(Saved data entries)
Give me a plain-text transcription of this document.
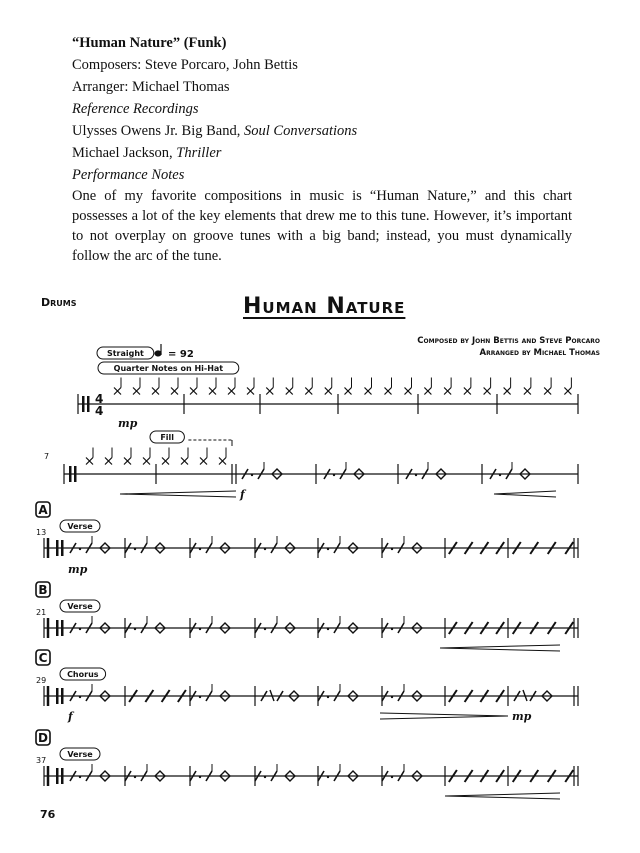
“Human Nature” (Funk)

Composers: Steve Porcaro, John Bettis

Arranger: Michael Thomas

Reference Recordings

Ulysses Owens Jr. Big Band, Soul Conversations

Michael Jackson, Thriller

Performance Notes

One of my favorite compositions in music is “Human Nature,” and this chart possesses a lot of the key elements that drew me to this tune. However, it’s important to not overplay on groove tunes with a big band; instead, you must dynamically follow the arc of the tune.

Drums	Human Nature
Composed by John Bettis and Steve Porcaro
Arranged by Michael Thomas
Straight = 92
Quarter Notes on Hi-Hat
4
4
mp
7
Fill
f
A
13
Verse
mp
B
21
Verse
C
29
Chorus
f	mp
D
37
Verse
76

> EXERCISE PROMPT
Take the listing above and print it exactly, apart from the pictures.

> REPLY
Give me a plain-text transcription of this document.
“Human Nature” (Funk)

Composers: Steve Porcaro, John Bettis

Arranger: Michael Thomas

Reference Recordings

Ulysses Owens Jr. Big Band, Soul Conversations

Michael Jackson, Thriller

Performance Notes

One of my favorite compositions in music is “Human Nature,” and this chart possesses a lot of the key elements that drew me to this tune. However, it’s important to not overplay on groove tunes with a big band; instead, you must dynamically follow the arc of the tune.

Drums	Human Nature
Composed by John Bettis and Steve Porcaro
Arranged by Michael Thomas
Straight = 92
Quarter Notes on Hi-Hat
4
4
mp
7
Fill
f
A
13
Verse
mp
B
21
Verse
C
29
Chorus
f	mp
D
37
Verse
76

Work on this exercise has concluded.